--- begin PROVIDED RECORDS ---

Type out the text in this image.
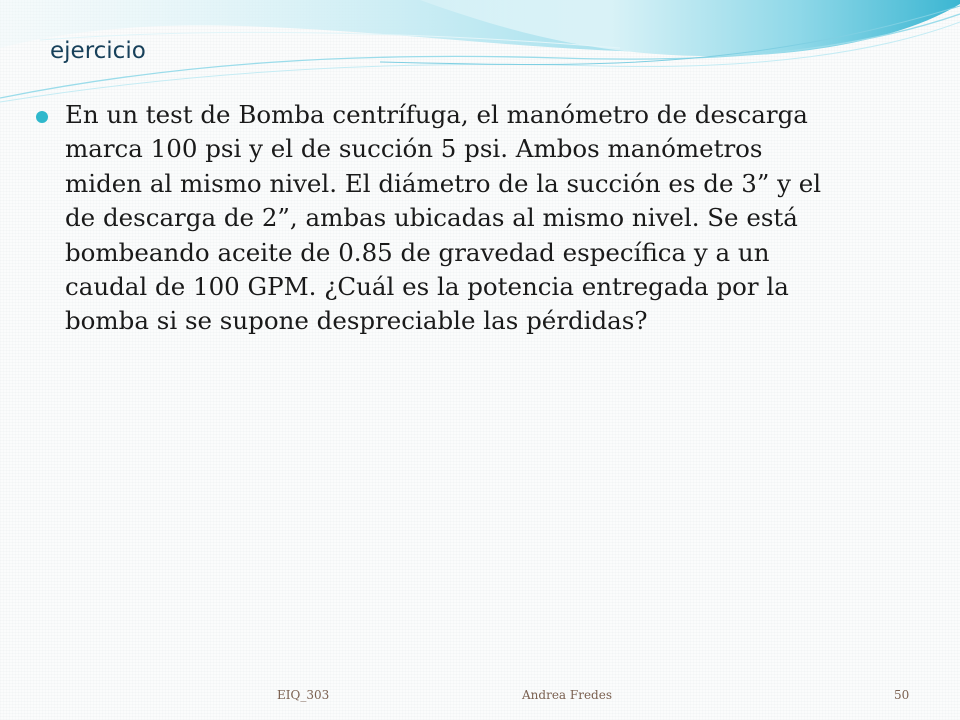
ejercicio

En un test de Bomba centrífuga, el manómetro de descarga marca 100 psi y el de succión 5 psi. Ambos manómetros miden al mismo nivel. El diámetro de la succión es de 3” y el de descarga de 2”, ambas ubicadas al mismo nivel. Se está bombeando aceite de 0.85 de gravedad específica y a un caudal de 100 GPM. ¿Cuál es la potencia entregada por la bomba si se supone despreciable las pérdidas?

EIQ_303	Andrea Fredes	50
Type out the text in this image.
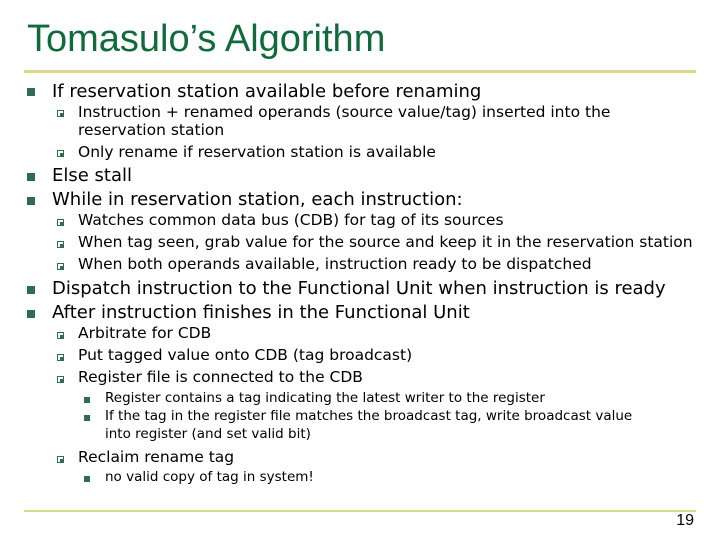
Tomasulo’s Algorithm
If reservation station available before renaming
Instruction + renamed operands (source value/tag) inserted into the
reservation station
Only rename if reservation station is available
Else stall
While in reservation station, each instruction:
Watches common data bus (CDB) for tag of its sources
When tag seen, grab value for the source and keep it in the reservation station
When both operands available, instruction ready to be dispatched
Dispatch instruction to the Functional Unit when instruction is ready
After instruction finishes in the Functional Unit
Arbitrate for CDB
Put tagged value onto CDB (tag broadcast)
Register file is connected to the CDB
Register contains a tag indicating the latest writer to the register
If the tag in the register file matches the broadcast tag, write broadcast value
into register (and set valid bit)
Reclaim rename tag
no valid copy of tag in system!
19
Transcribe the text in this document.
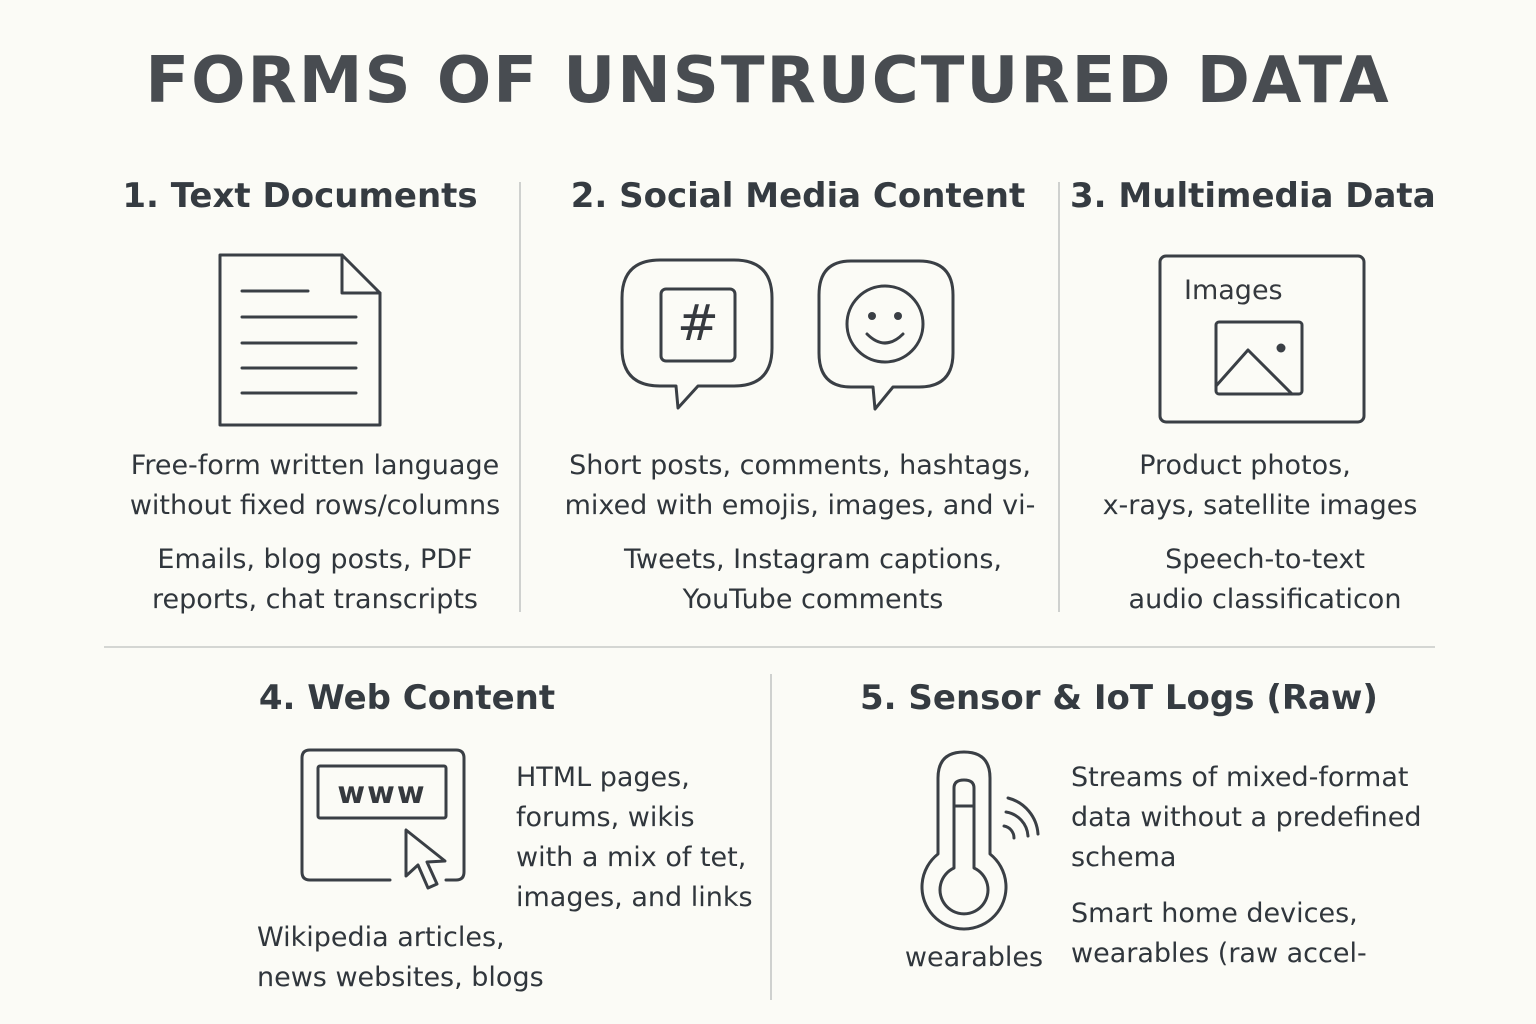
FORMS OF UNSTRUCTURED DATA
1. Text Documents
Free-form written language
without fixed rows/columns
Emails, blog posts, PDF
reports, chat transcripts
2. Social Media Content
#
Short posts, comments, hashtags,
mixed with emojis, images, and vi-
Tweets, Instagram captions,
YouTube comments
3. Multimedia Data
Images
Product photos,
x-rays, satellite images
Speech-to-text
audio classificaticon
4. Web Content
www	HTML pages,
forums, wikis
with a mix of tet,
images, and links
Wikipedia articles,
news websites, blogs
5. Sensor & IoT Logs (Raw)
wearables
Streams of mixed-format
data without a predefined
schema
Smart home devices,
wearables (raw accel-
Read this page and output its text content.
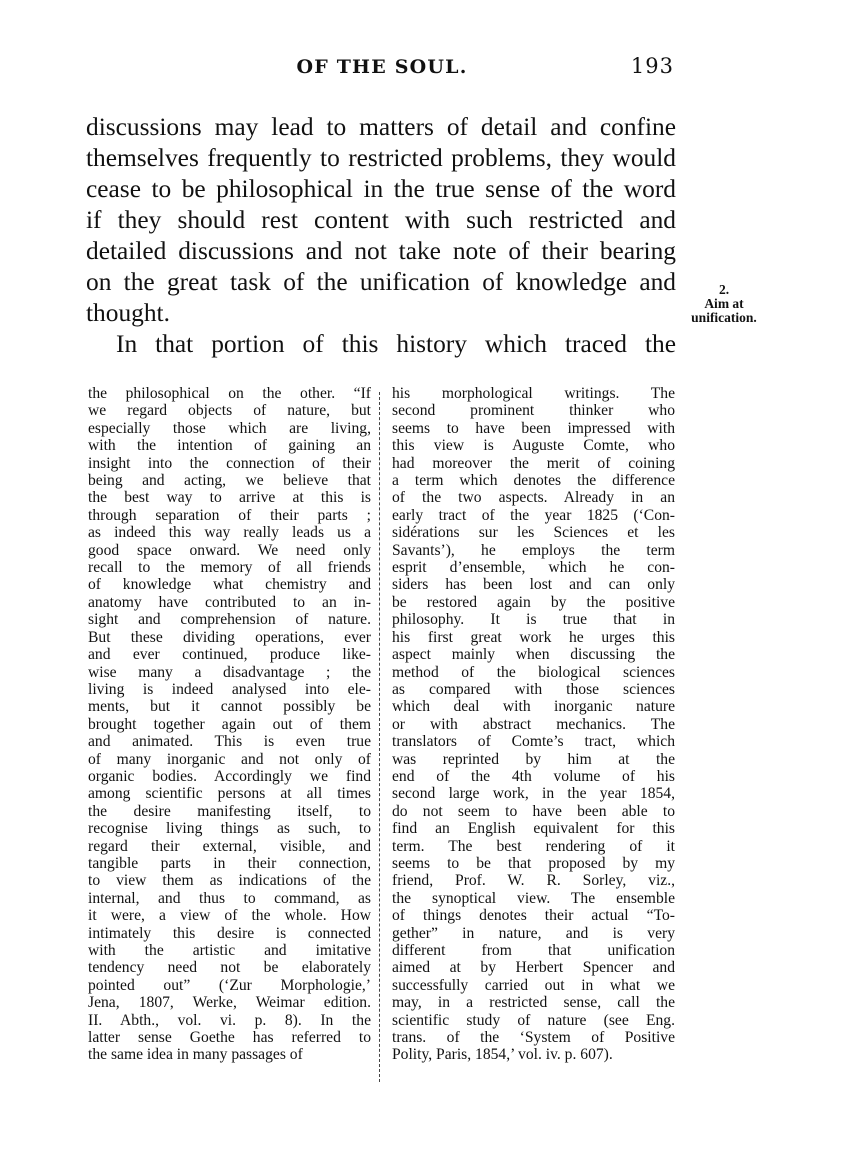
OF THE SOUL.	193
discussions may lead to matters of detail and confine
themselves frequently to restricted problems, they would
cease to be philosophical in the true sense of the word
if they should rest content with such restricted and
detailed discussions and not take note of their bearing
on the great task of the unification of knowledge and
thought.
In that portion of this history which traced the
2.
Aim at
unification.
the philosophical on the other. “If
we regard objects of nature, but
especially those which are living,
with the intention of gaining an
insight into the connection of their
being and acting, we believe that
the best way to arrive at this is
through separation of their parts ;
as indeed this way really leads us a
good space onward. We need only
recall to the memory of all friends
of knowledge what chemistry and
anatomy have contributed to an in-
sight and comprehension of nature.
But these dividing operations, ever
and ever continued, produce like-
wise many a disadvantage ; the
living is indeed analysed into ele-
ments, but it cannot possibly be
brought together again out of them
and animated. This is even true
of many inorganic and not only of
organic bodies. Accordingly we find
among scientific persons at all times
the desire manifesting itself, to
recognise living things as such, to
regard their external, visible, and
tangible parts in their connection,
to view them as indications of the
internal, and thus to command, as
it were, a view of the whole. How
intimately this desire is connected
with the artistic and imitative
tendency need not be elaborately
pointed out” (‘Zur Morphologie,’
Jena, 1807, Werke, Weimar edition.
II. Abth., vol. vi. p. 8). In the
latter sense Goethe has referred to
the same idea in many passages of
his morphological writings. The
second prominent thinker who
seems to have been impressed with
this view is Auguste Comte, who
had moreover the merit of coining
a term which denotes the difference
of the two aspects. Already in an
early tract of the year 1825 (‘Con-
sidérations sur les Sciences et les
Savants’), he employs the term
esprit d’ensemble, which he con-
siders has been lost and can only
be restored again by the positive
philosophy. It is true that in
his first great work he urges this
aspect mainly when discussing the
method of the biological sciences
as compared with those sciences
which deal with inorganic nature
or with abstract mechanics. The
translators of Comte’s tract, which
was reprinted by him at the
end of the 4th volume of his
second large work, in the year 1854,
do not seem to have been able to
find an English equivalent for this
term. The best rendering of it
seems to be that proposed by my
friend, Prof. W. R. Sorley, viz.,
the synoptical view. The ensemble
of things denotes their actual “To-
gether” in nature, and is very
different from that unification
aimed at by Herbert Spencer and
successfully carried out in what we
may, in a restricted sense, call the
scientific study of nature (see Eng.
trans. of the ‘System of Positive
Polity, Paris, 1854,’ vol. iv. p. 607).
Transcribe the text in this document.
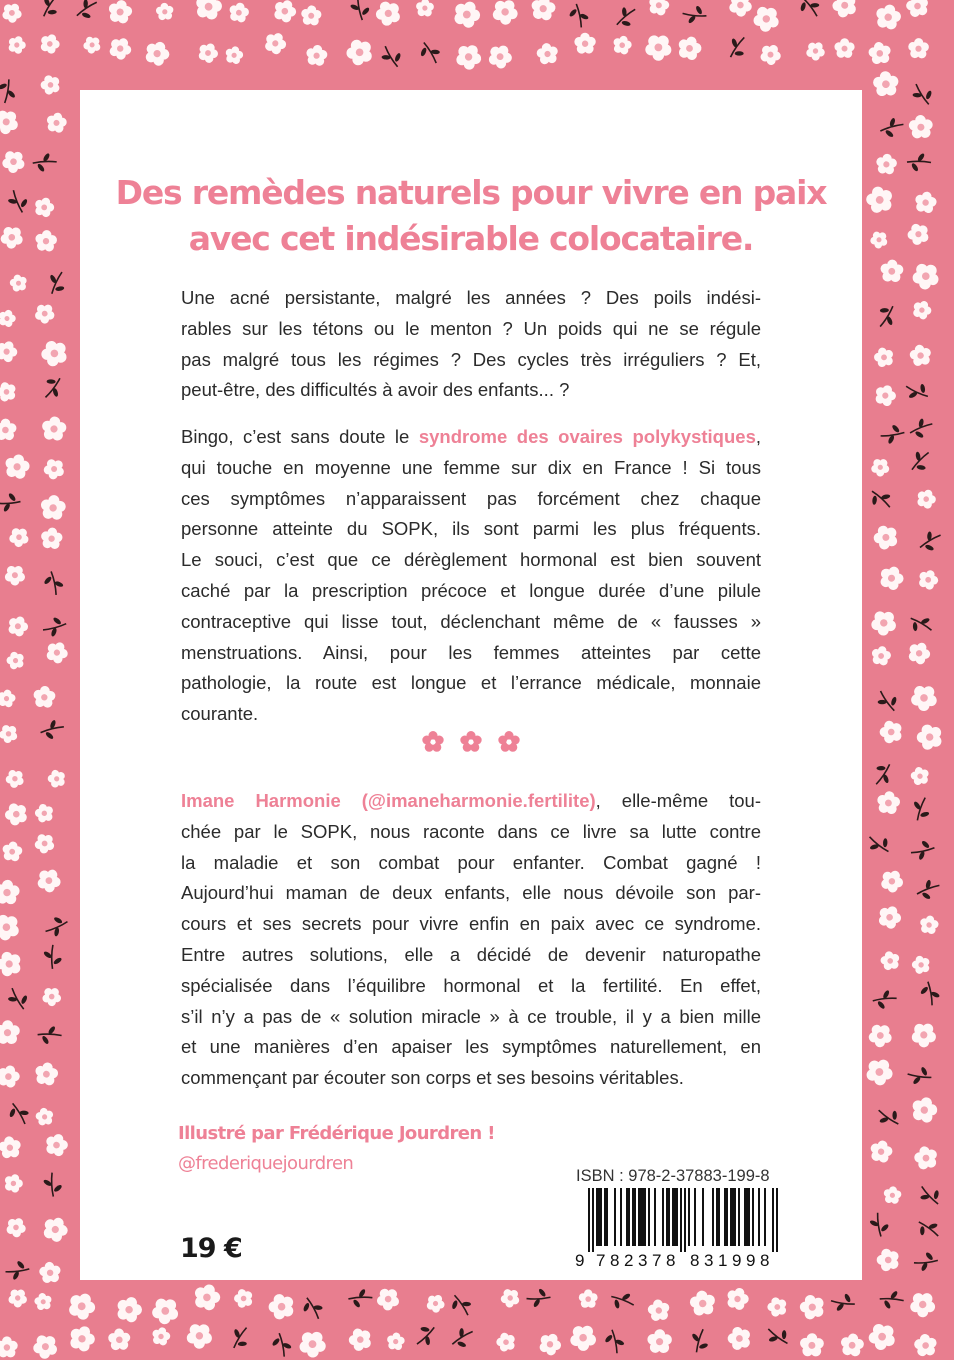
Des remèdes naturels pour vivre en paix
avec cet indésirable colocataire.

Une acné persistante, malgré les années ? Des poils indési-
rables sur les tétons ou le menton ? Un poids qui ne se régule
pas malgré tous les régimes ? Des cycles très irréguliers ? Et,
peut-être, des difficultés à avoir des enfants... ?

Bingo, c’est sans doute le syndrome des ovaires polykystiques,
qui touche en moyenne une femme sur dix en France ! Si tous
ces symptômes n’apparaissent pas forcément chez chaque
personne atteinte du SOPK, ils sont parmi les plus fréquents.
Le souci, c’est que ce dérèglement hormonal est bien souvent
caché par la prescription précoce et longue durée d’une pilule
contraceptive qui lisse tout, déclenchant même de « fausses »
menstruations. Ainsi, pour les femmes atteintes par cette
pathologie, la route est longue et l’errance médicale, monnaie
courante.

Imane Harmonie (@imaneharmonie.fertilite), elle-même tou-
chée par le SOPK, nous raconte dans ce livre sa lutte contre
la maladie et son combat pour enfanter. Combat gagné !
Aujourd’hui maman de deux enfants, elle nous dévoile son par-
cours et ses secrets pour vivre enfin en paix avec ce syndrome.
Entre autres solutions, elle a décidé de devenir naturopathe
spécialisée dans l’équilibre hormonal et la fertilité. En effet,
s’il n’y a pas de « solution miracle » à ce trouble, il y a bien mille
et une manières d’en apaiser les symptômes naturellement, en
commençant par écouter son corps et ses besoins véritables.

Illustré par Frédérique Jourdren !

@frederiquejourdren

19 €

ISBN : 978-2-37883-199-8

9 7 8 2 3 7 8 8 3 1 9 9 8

--- end PROVIDED RECORDS ---

◆ GOAL
Repeat the material above in full and unchanged, minus its images.

◆ COMPLETE OUTPUT
Type out the text in this image.
ejercicio

En un test de Bomba centrífuga, el manómetro de descarga marca 100 psi y el de succión 5 psi. Ambos manómetros miden al mismo nivel. El diámetro de la succión es de 3” y el de descarga de 2”, ambas ubicadas al mismo nivel. Se está bombeando aceite de 0.85 de gravedad específica y a un caudal de 100 GPM. ¿Cuál es la potencia entregada por la bomba si se supone despreciable las pérdidas?

EIQ_303	Andrea Fredes	50
Type out the text in this image.
Tomasulo’s Algorithm
If reservation station available before renaming
Instruction + renamed operands (source value/tag) inserted into the
reservation station
Only rename if reservation station is available
Else stall
While in reservation station, each instruction:
Watches common data bus (CDB) for tag of its sources
When tag seen, grab value for the source and keep it in the reservation station
When both operands available, instruction ready to be dispatched
Dispatch instruction to the Functional Unit when instruction is ready
After instruction finishes in the Functional Unit
Arbitrate for CDB
Put tagged value onto CDB (tag broadcast)
Register file is connected to the CDB
Register contains a tag indicating the latest writer to the register
If the tag in the register file matches the broadcast tag, write broadcast value
into register (and set valid bit)
Reclaim rename tag
no valid copy of tag in system!
19
Transcribe the text in this document.
FORMS OF UNSTRUCTURED DATA
1. Text Documents
Free-form written language
without fixed rows/columns
Emails, blog posts, PDF
reports, chat transcripts
2. Social Media Content
#
Short posts, comments, hashtags,
mixed with emojis, images, and vi-
Tweets, Instagram captions,
YouTube comments
3. Multimedia Data
Images
Product photos,
x-rays, satellite images
Speech-to-text
audio classificaticon
4. Web Content
www	HTML pages,
forums, wikis
with a mix of tet,
images, and links
Wikipedia articles,
news websites, blogs
5. Sensor & IoT Logs (Raw)
wearables
Streams of mixed-format
data without a predefined
schema
Smart home devices,
wearables (raw accel-
Read this page and output its text content.
OF THE SOUL.	193
discussions may lead to matters of detail and confine
themselves frequently to restricted problems, they would
cease to be philosophical in the true sense of the word
if they should rest content with such restricted and
detailed discussions and not take note of their bearing
on the great task of the unification of knowledge and
thought.
In that portion of this history which traced the
2.
Aim at
unification.
the philosophical on the other. “If
we regard objects of nature, but
especially those which are living,
with the intention of gaining an
insight into the connection of their
being and acting, we believe that
the best way to arrive at this is
through separation of their parts ;
as indeed this way really leads us a
good space onward. We need only
recall to the memory of all friends
of knowledge what chemistry and
anatomy have contributed to an in-
sight and comprehension of nature.
But these dividing operations, ever
and ever continued, produce like-
wise many a disadvantage ; the
living is indeed analysed into ele-
ments, but it cannot possibly be
brought together again out of them
and animated. This is even true
of many inorganic and not only of
organic bodies. Accordingly we find
among scientific persons at all times
the desire manifesting itself, to
recognise living things as such, to
regard their external, visible, and
tangible parts in their connection,
to view them as indications of the
internal, and thus to command, as
it were, a view of the whole. How
intimately this desire is connected
with the artistic and imitative
tendency need not be elaborately
pointed out” (‘Zur Morphologie,’
Jena, 1807, Werke, Weimar edition.
II. Abth., vol. vi. p. 8). In the
latter sense Goethe has referred to
the same idea in many passages of
his morphological writings. The
second prominent thinker who
seems to have been impressed with
this view is Auguste Comte, who
had moreover the merit of coining
a term which denotes the difference
of the two aspects. Already in an
early tract of the year 1825 (‘Con-
sidérations sur les Sciences et les
Savants’), he employs the term
esprit d’ensemble, which he con-
siders has been lost and can only
be restored again by the positive
philosophy. It is true that in
his first great work he urges this
aspect mainly when discussing the
method of the biological sciences
as compared with those sciences
which deal with inorganic nature
or with abstract mechanics. The
translators of Comte’s tract, which
was reprinted by him at the
end of the 4th volume of his
second large work, in the year 1854,
do not seem to have been able to
find an English equivalent for this
term. The best rendering of it
seems to be that proposed by my
friend, Prof. W. R. Sorley, viz.,
the synoptical view. The ensemble
of things denotes their actual “To-
gether” in nature, and is very
different from that unification
aimed at by Herbert Spencer and
successfully carried out in what we
may, in a restricted sense, call the
scientific study of nature (see Eng.
trans. of the ‘System of Positive
Polity, Paris, 1854,’ vol. iv. p. 607).
Transcribe the text in this document.
Des remèdes naturels pour vivre en paix
avec cet indésirable colocataire.

Une acné persistante, malgré les années ? Des poils indési-
rables sur les tétons ou le menton ? Un poids qui ne se régule
pas malgré tous les régimes ? Des cycles très irréguliers ? Et,
peut-être, des difficultés à avoir des enfants... ?

Bingo, c’est sans doute le syndrome des ovaires polykystiques,
qui touche en moyenne une femme sur dix en France ! Si tous
ces symptômes n’apparaissent pas forcément chez chaque
personne atteinte du SOPK, ils sont parmi les plus fréquents.
Le souci, c’est que ce dérèglement hormonal est bien souvent
caché par la prescription précoce et longue durée d’une pilule
contraceptive qui lisse tout, déclenchant même de « fausses »
menstruations. Ainsi, pour les femmes atteintes par cette
pathologie, la route est longue et l’errance médicale, monnaie
courante.

Imane Harmonie (@imaneharmonie.fertilite), elle-même tou-
chée par le SOPK, nous raconte dans ce livre sa lutte contre
la maladie et son combat pour enfanter. Combat gagné !
Aujourd’hui maman de deux enfants, elle nous dévoile son par-
cours et ses secrets pour vivre enfin en paix avec ce syndrome.
Entre autres solutions, elle a décidé de devenir naturopathe
spécialisée dans l’équilibre hormonal et la fertilité. En effet,
s’il n’y a pas de « solution miracle » à ce trouble, il y a bien mille
et une manières d’en apaiser les symptômes naturellement, en
commençant par écouter son corps et ses besoins véritables.

Illustré par Frédérique Jourdren !

@frederiquejourdren

19 €

ISBN : 978-2-37883-199-8

9 7 8 2 3 7 8 8 3 1 9 9 8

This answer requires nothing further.